Written exercise
Report all lines holding "image".

BEGIN Available data

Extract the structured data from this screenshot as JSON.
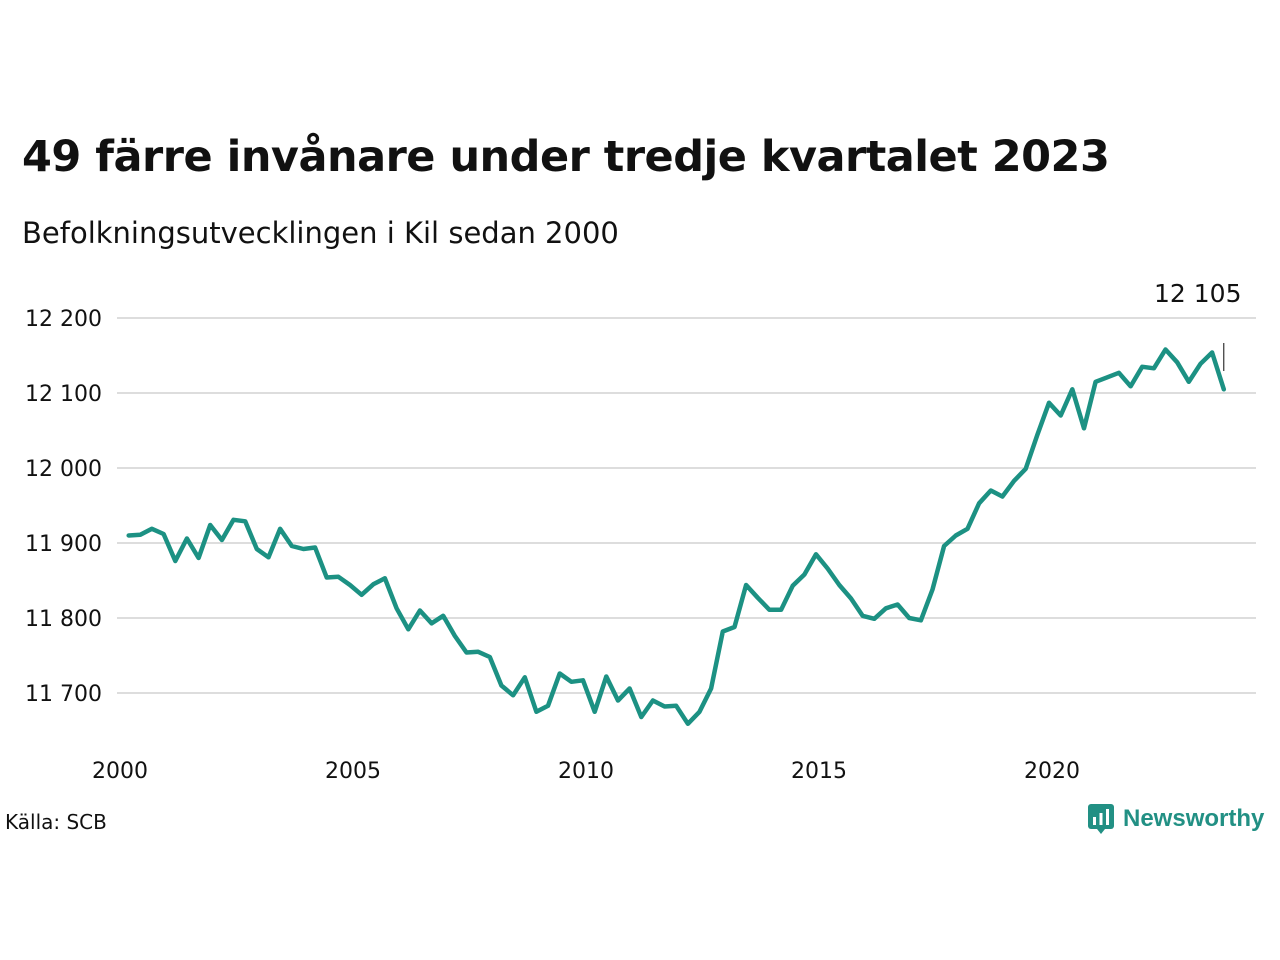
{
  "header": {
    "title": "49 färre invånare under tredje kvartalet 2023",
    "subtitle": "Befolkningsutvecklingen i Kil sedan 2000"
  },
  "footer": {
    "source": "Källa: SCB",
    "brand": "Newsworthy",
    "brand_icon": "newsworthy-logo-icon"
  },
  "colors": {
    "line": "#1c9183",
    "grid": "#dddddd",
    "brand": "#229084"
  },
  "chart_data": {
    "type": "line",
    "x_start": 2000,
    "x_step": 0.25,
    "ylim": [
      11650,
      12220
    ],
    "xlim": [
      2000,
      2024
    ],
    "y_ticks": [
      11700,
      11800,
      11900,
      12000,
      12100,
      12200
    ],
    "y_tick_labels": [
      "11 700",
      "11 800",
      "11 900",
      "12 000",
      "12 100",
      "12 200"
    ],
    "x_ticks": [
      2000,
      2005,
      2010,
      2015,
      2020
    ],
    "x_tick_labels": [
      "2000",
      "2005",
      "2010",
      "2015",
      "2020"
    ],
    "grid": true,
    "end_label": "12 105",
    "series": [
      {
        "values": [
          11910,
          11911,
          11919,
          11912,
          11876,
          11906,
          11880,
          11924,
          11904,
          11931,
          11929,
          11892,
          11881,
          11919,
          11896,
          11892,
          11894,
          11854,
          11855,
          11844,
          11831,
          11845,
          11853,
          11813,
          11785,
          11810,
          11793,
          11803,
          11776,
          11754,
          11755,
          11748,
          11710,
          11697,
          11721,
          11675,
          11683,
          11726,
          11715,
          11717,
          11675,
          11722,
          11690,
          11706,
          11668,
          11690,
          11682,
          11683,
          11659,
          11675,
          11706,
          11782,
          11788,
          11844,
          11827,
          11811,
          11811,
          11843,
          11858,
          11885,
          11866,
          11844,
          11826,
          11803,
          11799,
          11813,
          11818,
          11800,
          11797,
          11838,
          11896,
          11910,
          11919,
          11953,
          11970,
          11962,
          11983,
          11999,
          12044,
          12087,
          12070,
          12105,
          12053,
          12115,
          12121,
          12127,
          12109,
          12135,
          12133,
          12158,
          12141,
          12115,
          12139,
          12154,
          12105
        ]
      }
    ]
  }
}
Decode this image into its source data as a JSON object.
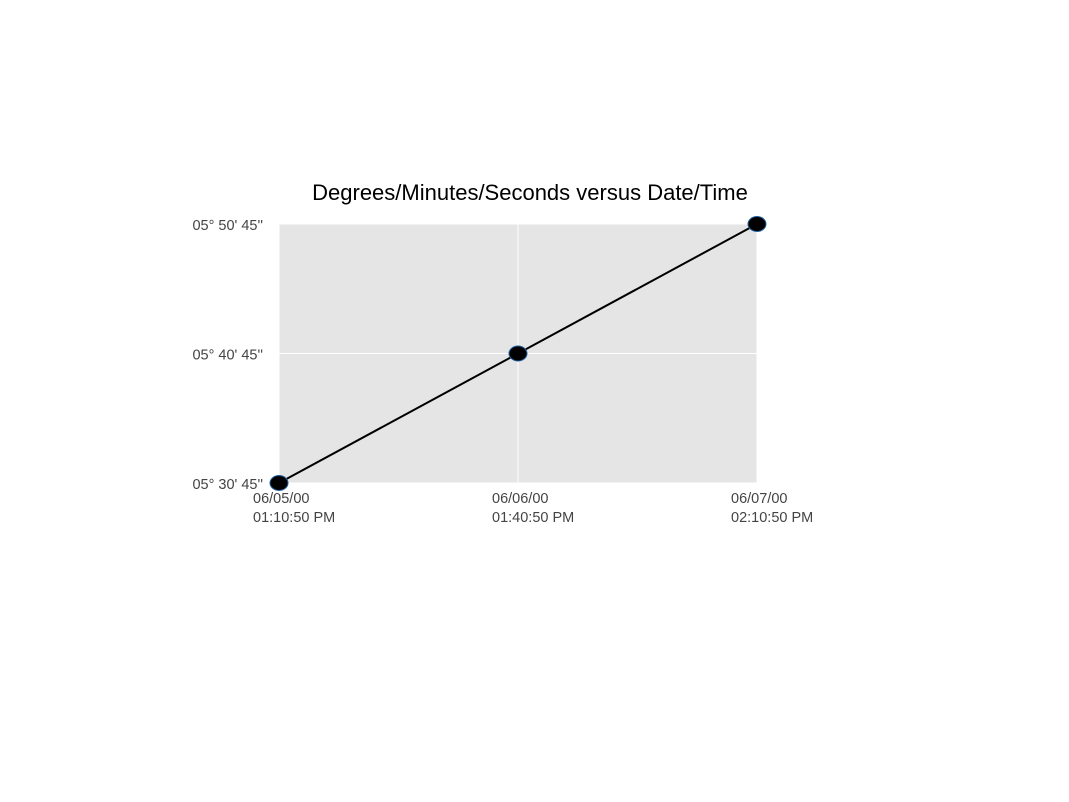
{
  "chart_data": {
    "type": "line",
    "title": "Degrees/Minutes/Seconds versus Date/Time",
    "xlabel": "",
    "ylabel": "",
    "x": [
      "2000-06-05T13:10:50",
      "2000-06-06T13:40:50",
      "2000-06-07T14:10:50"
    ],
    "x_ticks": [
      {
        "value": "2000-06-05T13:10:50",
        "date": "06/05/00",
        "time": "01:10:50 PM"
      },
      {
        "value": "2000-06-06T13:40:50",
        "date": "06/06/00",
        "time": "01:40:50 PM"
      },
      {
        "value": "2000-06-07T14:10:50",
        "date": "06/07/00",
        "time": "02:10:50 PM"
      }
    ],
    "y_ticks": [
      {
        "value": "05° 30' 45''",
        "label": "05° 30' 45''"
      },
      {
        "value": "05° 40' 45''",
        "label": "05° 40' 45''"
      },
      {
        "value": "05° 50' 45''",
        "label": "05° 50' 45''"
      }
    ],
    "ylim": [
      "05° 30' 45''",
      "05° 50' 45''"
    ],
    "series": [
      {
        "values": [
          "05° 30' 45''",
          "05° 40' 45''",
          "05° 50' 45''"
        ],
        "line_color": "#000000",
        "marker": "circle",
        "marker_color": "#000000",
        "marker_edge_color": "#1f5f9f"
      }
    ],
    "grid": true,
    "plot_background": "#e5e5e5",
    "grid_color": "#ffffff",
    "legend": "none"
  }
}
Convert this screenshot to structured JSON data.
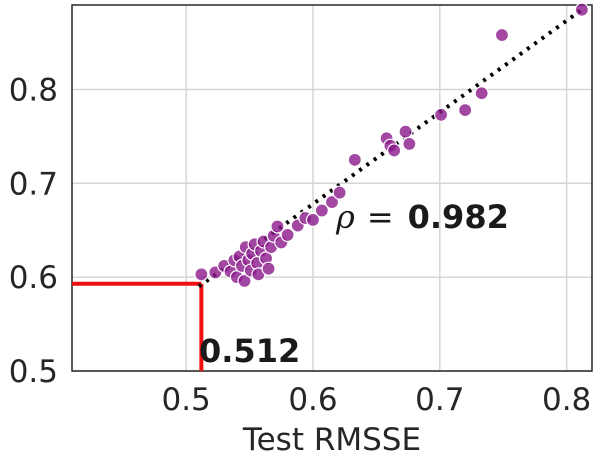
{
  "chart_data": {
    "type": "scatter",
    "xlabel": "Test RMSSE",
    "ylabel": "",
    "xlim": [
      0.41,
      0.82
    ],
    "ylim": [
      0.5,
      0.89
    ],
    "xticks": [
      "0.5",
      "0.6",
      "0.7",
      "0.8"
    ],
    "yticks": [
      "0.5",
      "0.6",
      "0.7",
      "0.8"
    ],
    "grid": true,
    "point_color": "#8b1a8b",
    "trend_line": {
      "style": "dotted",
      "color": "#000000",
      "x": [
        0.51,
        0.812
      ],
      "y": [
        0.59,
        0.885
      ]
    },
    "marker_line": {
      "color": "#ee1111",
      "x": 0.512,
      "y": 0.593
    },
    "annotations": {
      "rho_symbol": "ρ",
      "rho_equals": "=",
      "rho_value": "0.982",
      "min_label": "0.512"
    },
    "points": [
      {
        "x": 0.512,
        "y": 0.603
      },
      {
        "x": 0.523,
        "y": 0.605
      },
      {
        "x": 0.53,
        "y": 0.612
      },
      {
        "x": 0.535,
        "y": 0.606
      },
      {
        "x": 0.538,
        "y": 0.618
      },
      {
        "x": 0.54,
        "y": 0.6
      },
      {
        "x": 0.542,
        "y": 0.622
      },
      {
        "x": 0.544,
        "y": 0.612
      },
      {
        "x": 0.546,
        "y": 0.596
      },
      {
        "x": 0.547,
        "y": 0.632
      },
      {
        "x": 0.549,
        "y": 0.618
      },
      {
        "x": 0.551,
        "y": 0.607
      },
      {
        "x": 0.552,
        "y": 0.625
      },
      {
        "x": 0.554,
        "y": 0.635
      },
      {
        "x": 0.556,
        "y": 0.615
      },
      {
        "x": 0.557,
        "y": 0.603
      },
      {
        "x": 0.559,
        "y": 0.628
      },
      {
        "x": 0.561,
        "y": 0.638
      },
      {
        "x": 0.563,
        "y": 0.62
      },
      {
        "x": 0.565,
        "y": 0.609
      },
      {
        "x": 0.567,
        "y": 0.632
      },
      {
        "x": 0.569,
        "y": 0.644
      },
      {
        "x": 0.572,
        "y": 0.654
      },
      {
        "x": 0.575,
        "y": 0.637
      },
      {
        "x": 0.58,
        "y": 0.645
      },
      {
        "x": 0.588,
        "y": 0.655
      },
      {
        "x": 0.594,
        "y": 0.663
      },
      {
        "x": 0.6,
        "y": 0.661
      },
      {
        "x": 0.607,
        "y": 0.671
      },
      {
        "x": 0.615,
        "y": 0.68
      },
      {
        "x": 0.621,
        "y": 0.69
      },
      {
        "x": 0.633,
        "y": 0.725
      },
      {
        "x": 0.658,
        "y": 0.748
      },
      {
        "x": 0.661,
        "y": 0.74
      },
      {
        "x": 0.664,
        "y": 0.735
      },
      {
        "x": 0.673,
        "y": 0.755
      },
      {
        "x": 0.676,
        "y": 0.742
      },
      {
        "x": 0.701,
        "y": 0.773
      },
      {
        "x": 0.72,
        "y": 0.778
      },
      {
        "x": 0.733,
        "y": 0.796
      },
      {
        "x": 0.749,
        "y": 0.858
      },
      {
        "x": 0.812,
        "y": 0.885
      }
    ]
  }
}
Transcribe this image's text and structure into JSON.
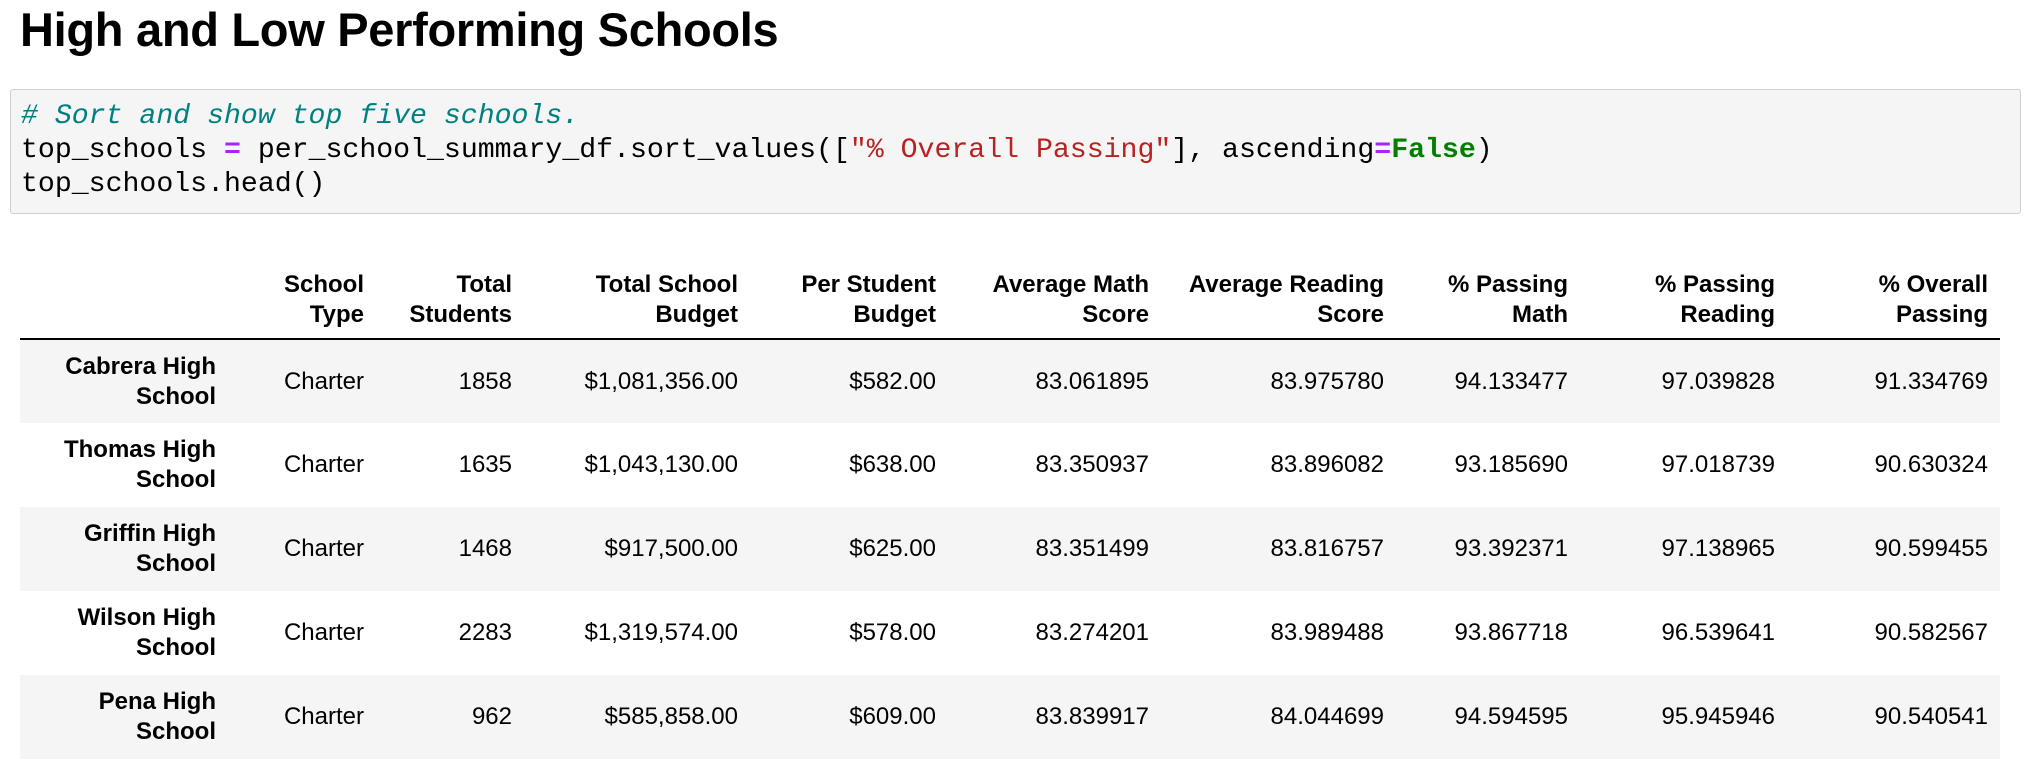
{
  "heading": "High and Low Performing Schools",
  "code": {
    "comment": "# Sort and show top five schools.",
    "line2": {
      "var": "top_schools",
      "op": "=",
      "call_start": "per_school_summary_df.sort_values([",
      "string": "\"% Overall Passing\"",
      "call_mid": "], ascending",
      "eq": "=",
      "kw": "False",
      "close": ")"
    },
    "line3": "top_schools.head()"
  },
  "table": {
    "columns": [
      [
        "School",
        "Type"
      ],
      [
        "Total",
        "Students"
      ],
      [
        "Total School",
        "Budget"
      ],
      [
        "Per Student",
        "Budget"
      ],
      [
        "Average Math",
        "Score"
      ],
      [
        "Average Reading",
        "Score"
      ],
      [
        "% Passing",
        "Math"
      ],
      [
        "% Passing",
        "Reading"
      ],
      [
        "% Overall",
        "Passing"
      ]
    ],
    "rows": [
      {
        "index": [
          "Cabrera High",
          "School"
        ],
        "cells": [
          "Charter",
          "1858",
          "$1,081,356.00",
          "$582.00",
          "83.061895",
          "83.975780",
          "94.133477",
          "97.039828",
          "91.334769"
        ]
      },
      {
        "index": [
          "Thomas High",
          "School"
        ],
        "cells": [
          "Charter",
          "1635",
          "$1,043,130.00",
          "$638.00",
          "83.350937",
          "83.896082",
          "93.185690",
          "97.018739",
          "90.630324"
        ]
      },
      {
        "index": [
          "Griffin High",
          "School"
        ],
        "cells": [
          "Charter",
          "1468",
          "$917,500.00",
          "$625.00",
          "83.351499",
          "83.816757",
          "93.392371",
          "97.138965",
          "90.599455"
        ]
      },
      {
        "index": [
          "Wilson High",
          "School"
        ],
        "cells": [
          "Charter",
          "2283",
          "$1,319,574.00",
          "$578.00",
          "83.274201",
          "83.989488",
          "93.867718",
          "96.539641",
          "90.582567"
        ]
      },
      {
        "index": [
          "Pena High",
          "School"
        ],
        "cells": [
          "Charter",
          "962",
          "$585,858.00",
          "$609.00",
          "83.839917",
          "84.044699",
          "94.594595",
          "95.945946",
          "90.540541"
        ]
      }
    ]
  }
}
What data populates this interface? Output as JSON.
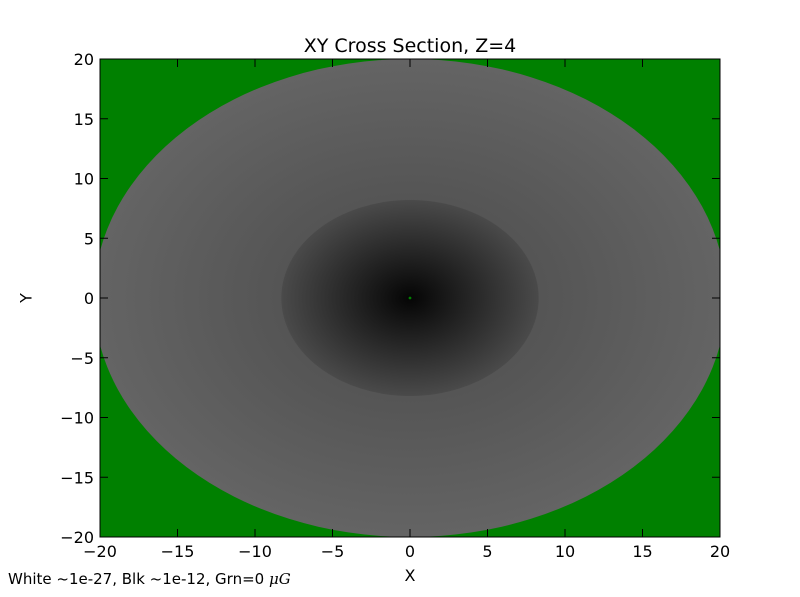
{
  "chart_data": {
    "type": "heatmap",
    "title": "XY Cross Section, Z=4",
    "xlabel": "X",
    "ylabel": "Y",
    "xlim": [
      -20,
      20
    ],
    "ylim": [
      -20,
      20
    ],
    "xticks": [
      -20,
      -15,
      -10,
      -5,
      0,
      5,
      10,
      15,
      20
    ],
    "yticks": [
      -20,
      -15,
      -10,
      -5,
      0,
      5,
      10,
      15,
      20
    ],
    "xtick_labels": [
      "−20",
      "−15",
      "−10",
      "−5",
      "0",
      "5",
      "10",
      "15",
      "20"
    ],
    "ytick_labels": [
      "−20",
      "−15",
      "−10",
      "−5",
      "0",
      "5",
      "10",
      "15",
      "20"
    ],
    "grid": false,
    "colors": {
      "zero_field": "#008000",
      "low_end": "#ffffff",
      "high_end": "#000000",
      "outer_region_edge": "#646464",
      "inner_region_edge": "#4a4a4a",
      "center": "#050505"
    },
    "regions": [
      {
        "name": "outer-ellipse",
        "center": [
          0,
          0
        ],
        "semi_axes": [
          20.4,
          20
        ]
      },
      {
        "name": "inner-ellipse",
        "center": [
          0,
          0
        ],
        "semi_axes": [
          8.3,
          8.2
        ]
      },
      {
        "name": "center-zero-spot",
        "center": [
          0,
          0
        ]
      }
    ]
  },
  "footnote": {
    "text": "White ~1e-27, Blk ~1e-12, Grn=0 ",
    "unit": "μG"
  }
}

END Available data

Expected output
Decode this image into its source data as a JSON object.
Transcribe this image's text and structure into JSON.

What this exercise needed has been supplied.